"""
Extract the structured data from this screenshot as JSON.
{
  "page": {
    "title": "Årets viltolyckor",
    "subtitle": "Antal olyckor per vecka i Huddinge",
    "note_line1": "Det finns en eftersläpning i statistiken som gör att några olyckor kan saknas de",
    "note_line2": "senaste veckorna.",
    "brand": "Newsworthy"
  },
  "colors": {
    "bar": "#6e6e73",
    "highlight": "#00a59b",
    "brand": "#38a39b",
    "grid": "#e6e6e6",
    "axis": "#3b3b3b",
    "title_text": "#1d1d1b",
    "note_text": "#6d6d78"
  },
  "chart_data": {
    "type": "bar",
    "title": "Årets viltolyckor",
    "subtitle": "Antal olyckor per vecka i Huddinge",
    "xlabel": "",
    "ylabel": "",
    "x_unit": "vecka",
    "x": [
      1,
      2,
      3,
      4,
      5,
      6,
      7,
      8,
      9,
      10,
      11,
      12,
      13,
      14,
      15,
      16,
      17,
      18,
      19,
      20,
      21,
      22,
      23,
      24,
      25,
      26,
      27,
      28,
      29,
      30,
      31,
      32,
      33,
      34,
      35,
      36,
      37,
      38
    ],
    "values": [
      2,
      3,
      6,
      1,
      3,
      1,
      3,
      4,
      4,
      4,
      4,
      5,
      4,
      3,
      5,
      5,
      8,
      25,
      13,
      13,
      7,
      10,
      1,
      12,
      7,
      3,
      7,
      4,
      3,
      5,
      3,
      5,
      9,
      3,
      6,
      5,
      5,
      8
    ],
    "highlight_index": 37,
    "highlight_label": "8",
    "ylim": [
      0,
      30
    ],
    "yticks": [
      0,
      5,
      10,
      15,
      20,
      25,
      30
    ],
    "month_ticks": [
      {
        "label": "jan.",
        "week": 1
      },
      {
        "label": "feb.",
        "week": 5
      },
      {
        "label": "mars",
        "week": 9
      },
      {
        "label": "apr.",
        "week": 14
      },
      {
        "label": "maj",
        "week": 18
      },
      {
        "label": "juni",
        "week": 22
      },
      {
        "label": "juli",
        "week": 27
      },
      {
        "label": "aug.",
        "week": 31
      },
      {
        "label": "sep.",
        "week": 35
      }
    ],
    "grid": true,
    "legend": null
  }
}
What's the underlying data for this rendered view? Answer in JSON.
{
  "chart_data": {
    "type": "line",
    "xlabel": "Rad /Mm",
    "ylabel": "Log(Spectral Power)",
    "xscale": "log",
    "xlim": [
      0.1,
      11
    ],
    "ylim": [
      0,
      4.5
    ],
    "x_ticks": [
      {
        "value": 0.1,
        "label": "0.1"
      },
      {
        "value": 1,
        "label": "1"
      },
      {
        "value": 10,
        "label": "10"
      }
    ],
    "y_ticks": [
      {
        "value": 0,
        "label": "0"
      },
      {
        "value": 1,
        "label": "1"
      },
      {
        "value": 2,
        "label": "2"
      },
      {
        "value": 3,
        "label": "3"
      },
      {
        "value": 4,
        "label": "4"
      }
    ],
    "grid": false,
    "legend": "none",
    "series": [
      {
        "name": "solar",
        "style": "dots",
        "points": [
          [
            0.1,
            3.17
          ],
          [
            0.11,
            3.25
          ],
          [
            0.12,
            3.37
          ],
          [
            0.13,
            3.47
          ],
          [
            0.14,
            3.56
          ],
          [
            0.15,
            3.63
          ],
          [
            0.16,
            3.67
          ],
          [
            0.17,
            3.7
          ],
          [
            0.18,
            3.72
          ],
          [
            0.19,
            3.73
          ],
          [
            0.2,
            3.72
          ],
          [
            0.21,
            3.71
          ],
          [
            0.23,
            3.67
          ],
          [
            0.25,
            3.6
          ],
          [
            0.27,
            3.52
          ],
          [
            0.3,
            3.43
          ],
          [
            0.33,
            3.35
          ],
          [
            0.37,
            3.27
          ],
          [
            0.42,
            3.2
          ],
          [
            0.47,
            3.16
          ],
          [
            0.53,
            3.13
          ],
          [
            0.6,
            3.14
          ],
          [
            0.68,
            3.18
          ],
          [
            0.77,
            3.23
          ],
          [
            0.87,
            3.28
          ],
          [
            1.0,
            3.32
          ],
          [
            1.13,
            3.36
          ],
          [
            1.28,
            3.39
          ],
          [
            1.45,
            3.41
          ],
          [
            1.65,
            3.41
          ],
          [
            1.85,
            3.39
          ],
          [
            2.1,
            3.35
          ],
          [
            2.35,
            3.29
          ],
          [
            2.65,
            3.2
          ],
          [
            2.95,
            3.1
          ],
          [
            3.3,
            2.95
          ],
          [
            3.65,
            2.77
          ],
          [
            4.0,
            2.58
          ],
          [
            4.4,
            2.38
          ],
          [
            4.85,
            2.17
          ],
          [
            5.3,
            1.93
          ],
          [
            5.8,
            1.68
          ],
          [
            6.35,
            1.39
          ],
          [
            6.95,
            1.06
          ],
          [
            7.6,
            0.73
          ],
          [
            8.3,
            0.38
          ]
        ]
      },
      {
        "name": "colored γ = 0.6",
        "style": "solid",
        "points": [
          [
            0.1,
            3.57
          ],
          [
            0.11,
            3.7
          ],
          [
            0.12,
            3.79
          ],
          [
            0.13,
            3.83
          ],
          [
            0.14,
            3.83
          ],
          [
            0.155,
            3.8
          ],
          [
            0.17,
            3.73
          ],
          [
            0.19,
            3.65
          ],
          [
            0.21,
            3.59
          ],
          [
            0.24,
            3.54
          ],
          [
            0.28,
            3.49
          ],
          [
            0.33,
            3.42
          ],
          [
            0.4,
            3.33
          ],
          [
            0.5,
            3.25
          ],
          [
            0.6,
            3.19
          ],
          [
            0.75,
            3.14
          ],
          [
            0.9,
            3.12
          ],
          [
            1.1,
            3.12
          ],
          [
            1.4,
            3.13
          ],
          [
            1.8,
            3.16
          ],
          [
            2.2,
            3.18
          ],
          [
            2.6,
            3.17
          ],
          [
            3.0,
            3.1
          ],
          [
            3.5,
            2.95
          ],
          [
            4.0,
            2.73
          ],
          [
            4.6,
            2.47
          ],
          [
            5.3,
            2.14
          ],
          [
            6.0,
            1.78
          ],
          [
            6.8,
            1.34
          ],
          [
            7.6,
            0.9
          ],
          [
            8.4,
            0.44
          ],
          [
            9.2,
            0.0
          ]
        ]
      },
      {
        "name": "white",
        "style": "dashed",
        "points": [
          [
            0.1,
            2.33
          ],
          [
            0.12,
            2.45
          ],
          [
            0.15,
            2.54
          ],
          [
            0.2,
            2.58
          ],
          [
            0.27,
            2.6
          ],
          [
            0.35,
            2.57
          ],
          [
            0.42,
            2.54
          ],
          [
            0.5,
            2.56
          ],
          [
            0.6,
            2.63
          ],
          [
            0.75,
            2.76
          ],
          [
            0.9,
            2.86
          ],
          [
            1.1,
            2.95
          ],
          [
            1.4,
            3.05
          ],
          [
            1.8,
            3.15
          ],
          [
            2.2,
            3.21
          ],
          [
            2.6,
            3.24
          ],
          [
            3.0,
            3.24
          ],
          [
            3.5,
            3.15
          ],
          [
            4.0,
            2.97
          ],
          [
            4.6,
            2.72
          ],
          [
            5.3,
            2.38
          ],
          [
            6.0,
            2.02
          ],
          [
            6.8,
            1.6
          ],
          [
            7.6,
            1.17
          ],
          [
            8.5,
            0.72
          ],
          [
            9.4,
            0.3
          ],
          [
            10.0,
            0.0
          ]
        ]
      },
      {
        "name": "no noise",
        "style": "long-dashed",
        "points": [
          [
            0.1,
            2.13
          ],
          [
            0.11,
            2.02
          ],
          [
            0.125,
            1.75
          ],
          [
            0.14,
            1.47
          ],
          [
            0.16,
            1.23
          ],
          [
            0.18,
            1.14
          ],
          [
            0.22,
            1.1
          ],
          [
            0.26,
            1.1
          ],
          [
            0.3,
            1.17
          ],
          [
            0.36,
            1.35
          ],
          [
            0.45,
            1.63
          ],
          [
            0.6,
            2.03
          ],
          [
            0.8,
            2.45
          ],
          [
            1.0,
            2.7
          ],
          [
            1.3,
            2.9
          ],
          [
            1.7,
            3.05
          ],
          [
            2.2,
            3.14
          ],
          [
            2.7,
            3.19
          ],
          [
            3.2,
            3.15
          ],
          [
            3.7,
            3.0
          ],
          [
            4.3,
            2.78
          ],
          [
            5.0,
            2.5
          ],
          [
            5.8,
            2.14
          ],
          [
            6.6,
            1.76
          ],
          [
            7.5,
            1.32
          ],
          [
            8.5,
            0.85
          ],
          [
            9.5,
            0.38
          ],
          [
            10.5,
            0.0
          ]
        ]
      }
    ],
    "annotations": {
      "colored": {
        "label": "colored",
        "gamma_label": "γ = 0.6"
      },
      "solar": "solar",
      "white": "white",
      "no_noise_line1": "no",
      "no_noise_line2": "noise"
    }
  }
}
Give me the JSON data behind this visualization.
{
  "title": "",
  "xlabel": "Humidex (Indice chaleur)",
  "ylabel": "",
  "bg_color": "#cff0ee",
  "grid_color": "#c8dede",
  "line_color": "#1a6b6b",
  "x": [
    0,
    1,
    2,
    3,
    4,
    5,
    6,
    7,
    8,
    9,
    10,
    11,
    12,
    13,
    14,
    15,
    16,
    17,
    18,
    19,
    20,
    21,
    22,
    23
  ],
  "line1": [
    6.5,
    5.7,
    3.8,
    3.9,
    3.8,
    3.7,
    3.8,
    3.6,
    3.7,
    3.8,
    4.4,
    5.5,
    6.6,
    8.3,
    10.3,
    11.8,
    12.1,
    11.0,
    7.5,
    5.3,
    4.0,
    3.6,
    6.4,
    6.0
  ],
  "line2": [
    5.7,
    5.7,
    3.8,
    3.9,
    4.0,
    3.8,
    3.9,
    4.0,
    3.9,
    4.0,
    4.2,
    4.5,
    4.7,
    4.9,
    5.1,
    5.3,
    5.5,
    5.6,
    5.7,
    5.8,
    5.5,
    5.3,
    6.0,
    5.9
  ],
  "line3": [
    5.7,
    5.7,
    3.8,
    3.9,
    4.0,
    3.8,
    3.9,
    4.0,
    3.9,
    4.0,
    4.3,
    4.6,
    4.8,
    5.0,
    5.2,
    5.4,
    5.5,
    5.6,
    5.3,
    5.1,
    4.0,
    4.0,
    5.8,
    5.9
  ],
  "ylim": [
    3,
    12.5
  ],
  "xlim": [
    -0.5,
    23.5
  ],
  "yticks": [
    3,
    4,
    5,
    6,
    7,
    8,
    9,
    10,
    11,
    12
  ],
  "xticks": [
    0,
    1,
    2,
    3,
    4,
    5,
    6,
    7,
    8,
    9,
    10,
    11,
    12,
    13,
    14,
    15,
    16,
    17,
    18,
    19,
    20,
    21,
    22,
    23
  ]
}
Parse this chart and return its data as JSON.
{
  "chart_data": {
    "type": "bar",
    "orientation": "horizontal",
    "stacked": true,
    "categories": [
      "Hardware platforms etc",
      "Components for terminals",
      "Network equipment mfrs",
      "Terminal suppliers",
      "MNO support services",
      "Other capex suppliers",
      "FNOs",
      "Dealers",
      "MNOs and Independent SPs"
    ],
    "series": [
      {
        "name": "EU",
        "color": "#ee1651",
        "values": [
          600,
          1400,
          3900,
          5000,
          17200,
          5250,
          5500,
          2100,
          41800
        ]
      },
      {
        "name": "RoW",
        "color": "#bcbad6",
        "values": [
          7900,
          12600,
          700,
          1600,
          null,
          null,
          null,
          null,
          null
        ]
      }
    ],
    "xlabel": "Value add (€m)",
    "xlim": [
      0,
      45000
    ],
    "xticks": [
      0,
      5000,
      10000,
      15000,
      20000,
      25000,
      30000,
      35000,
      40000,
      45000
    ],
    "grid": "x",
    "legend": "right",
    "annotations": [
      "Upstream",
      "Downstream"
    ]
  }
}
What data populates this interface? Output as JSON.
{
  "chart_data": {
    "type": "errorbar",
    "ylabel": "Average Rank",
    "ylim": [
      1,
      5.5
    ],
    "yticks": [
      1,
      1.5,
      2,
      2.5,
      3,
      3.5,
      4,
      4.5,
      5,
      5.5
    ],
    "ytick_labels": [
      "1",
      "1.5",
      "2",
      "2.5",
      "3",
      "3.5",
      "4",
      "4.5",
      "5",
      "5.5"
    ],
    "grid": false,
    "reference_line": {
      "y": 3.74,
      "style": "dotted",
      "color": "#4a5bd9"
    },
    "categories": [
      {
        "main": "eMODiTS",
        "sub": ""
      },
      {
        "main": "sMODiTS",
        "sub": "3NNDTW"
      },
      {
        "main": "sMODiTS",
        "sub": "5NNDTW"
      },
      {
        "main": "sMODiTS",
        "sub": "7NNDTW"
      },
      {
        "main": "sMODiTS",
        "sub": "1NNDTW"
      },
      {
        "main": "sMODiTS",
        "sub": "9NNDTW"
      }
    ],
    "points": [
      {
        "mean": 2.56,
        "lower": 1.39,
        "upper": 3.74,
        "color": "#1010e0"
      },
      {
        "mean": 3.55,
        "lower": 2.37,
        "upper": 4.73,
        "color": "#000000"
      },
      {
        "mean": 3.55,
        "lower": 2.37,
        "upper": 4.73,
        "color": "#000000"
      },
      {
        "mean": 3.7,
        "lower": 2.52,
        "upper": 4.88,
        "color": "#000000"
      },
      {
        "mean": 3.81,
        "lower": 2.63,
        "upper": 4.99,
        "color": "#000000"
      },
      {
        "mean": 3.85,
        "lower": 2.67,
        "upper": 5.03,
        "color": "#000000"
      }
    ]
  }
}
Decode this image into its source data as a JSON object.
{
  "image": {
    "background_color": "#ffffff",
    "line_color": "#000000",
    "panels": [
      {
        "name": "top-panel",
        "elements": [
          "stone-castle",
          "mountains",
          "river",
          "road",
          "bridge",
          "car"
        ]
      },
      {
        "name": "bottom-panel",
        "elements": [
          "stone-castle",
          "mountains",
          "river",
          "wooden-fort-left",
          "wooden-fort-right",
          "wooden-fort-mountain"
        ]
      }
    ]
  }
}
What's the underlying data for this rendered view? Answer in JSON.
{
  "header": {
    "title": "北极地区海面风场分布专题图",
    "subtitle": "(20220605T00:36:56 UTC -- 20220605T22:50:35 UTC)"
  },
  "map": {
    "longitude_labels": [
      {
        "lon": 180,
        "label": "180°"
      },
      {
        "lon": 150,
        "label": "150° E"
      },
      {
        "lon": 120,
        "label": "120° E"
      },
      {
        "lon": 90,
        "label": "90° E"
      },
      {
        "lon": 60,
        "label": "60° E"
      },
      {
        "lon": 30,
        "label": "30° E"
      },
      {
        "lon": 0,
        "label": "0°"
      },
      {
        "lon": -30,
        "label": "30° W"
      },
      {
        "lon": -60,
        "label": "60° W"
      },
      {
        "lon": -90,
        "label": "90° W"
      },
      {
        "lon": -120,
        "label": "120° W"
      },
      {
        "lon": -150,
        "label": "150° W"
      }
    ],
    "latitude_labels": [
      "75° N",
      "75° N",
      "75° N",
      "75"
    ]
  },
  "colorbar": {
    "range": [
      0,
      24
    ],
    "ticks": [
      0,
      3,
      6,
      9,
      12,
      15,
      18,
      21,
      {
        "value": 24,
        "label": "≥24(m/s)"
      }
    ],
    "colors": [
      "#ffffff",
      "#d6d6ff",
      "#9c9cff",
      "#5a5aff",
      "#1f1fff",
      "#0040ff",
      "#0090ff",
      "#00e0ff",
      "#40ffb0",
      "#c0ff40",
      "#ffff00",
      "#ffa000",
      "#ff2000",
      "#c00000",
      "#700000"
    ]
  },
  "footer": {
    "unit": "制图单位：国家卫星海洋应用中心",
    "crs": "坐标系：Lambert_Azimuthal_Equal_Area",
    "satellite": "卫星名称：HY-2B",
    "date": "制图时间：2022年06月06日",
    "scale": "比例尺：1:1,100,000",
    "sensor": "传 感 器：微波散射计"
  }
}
"""
(YOUR INSTRUCTIONS):
Copy each line of the data above that holds "name".

(TASK RESPONSE):
        "name": "solar",
        "name": "colored γ = 0.6",
        "name": "white",
        "name": "no noise",
        "name": "EU",
        "name": "RoW",
        "name": "top-panel",
        "name": "bottom-panel",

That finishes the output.